- _STATED GOAL_:
Return the records exactly as they are.

★ ★ ★ ★ ★ ★ ★

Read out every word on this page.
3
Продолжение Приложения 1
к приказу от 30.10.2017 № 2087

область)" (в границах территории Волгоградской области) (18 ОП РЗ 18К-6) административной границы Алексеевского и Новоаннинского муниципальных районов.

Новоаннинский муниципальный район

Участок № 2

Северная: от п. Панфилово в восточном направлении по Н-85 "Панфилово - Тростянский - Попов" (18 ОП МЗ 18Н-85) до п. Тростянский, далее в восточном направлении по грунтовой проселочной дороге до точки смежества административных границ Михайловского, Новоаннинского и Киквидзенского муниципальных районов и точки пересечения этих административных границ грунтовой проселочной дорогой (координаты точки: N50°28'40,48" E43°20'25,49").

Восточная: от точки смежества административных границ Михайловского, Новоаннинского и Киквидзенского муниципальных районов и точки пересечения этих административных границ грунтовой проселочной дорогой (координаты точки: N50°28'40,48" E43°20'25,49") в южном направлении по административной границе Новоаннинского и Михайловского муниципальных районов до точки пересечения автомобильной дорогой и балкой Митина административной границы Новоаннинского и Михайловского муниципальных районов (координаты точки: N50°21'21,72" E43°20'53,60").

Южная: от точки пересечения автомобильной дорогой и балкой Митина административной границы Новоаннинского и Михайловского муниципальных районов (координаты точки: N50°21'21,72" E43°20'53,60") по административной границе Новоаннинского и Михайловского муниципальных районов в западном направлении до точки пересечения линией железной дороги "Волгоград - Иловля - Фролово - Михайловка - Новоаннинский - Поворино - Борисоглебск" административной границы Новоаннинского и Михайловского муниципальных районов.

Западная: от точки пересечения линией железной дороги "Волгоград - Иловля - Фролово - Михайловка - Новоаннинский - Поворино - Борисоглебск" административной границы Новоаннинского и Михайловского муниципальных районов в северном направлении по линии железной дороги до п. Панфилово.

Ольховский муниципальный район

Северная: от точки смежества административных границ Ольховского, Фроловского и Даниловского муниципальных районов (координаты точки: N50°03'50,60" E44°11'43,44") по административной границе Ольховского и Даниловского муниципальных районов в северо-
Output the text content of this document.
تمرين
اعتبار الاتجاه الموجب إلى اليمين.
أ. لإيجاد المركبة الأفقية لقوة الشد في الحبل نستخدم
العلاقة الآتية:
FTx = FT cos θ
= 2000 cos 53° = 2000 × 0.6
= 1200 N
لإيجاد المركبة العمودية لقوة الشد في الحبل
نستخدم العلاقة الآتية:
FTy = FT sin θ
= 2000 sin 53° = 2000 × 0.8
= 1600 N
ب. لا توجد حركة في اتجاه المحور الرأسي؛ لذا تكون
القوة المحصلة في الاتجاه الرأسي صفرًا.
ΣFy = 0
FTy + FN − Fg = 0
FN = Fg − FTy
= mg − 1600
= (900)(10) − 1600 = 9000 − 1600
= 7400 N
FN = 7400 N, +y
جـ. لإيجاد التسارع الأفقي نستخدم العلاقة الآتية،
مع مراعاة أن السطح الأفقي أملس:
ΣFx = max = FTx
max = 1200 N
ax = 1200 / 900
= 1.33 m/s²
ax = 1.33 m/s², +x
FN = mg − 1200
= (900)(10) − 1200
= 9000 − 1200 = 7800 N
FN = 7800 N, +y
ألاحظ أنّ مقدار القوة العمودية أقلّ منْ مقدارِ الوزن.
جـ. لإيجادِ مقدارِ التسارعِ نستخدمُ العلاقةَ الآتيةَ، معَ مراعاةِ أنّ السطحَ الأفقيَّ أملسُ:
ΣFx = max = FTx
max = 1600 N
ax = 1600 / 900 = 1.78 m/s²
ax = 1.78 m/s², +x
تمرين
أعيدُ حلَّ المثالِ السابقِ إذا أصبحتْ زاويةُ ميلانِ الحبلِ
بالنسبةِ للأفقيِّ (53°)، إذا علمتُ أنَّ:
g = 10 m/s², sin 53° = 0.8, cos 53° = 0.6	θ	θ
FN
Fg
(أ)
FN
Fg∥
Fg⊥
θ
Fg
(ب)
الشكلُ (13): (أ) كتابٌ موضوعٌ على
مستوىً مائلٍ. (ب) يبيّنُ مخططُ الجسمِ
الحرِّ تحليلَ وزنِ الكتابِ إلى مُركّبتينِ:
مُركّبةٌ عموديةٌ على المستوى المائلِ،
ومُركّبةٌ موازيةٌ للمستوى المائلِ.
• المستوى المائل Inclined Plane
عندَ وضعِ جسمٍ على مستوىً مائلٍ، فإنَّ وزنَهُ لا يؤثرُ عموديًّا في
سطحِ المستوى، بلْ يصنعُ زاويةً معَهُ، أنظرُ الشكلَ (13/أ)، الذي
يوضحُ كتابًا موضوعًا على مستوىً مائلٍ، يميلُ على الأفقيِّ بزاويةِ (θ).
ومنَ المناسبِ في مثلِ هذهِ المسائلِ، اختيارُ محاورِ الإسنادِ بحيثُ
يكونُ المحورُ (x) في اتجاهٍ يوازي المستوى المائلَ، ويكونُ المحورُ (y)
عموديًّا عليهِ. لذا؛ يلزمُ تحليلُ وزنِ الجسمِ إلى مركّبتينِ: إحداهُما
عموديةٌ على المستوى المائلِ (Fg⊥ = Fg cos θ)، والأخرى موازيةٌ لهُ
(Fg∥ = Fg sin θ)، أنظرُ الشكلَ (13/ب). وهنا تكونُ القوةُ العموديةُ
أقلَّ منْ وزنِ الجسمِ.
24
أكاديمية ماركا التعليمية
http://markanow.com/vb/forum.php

★ ★ ★ ★ ★ ★ ★

- _TASK ANSWER_:
Read out every word on this page.
3
Продолжение Приложения 1
к приказу от 30.10.2017 № 2087

область)" (в границах территории Волгоградской области) (18 ОП РЗ 18К-6) административной границы Алексеевского и Новоаннинского муниципальных районов.

Новоаннинский муниципальный район

Участок № 2

Северная: от п. Панфилово в восточном направлении по Н-85 "Панфилово - Тростянский - Попов" (18 ОП МЗ 18Н-85) до п. Тростянский, далее в восточном направлении по грунтовой проселочной дороге до точки смежества административных границ Михайловского, Новоаннинского и Киквидзенского муниципальных районов и точки пересечения этих административных границ грунтовой проселочной дорогой (координаты точки: N50°28'40,48" E43°20'25,49").

Восточная: от точки смежества административных границ Михайловского, Новоаннинского и Киквидзенского муниципальных районов и точки пересечения этих административных границ грунтовой проселочной дорогой (координаты точки: N50°28'40,48" E43°20'25,49") в южном направлении по административной границе Новоаннинского и Михайловского муниципальных районов до точки пересечения автомобильной дорогой и балкой Митина административной границы Новоаннинского и Михайловского муниципальных районов (координаты точки: N50°21'21,72" E43°20'53,60").

Южная: от точки пересечения автомобильной дорогой и балкой Митина административной границы Новоаннинского и Михайловского муниципальных районов (координаты точки: N50°21'21,72" E43°20'53,60") по административной границе Новоаннинского и Михайловского муниципальных районов в западном направлении до точки пересечения линией железной дороги "Волгоград - Иловля - Фролово - Михайловка - Новоаннинский - Поворино - Борисоглебск" административной границы Новоаннинского и Михайловского муниципальных районов.

Западная: от точки пересечения линией железной дороги "Волгоград - Иловля - Фролово - Михайловка - Новоаннинский - Поворино - Борисоглебск" административной границы Новоаннинского и Михайловского муниципальных районов в северном направлении по линии железной дороги до п. Панфилово.

Ольховский муниципальный район

Северная: от точки смежества административных границ Ольховского, Фроловского и Даниловского муниципальных районов (координаты точки: N50°03'50,60" E44°11'43,44") по административной границе Ольховского и Даниловского муниципальных районов в северо-
Output the text content of this document.
تمرين
اعتبار الاتجاه الموجب إلى اليمين.
أ. لإيجاد المركبة الأفقية لقوة الشد في الحبل نستخدم
العلاقة الآتية:
FTx = FT cos θ
= 2000 cos 53° = 2000 × 0.6
= 1200 N
لإيجاد المركبة العمودية لقوة الشد في الحبل
نستخدم العلاقة الآتية:
FTy = FT sin θ
= 2000 sin 53° = 2000 × 0.8
= 1600 N
ب. لا توجد حركة في اتجاه المحور الرأسي؛ لذا تكون
القوة المحصلة في الاتجاه الرأسي صفرًا.
ΣFy = 0
FTy + FN − Fg = 0
FN = Fg − FTy
= mg − 1600
= (900)(10) − 1600 = 9000 − 1600
= 7400 N
FN = 7400 N, +y
جـ. لإيجاد التسارع الأفقي نستخدم العلاقة الآتية،
مع مراعاة أن السطح الأفقي أملس:
ΣFx = max = FTx
max = 1200 N
ax = 1200 / 900
= 1.33 m/s²
ax = 1.33 m/s², +x
FN = mg − 1200
= (900)(10) − 1200
= 9000 − 1200 = 7800 N
FN = 7800 N, +y
ألاحظ أنّ مقدار القوة العمودية أقلّ منْ مقدارِ الوزن.
جـ. لإيجادِ مقدارِ التسارعِ نستخدمُ العلاقةَ الآتيةَ، معَ مراعاةِ أنّ السطحَ الأفقيَّ أملسُ:
ΣFx = max = FTx
max = 1600 N
ax = 1600 / 900 = 1.78 m/s²
ax = 1.78 m/s², +x
تمرين
أعيدُ حلَّ المثالِ السابقِ إذا أصبحتْ زاويةُ ميلانِ الحبلِ
بالنسبةِ للأفقيِّ (53°)، إذا علمتُ أنَّ:
g = 10 m/s², sin 53° = 0.8, cos 53° = 0.6	θ	θ
FN
Fg
(أ)
FN
Fg∥
Fg⊥
θ
Fg
(ب)
الشكلُ (13): (أ) كتابٌ موضوعٌ على
مستوىً مائلٍ. (ب) يبيّنُ مخططُ الجسمِ
الحرِّ تحليلَ وزنِ الكتابِ إلى مُركّبتينِ:
مُركّبةٌ عموديةٌ على المستوى المائلِ،
ومُركّبةٌ موازيةٌ للمستوى المائلِ.
• المستوى المائل Inclined Plane
عندَ وضعِ جسمٍ على مستوىً مائلٍ، فإنَّ وزنَهُ لا يؤثرُ عموديًّا في
سطحِ المستوى، بلْ يصنعُ زاويةً معَهُ، أنظرُ الشكلَ (13/أ)، الذي
يوضحُ كتابًا موضوعًا على مستوىً مائلٍ، يميلُ على الأفقيِّ بزاويةِ (θ).
ومنَ المناسبِ في مثلِ هذهِ المسائلِ، اختيارُ محاورِ الإسنادِ بحيثُ
يكونُ المحورُ (x) في اتجاهٍ يوازي المستوى المائلَ، ويكونُ المحورُ (y)
عموديًّا عليهِ. لذا؛ يلزمُ تحليلُ وزنِ الجسمِ إلى مركّبتينِ: إحداهُما
عموديةٌ على المستوى المائلِ (Fg⊥ = Fg cos θ)، والأخرى موازيةٌ لهُ
(Fg∥ = Fg sin θ)، أنظرُ الشكلَ (13/ب). وهنا تكونُ القوةُ العموديةُ
أقلَّ منْ وزنِ الجسمِ.
24
أكاديمية ماركا التعليمية
http://markanow.com/vb/forum.php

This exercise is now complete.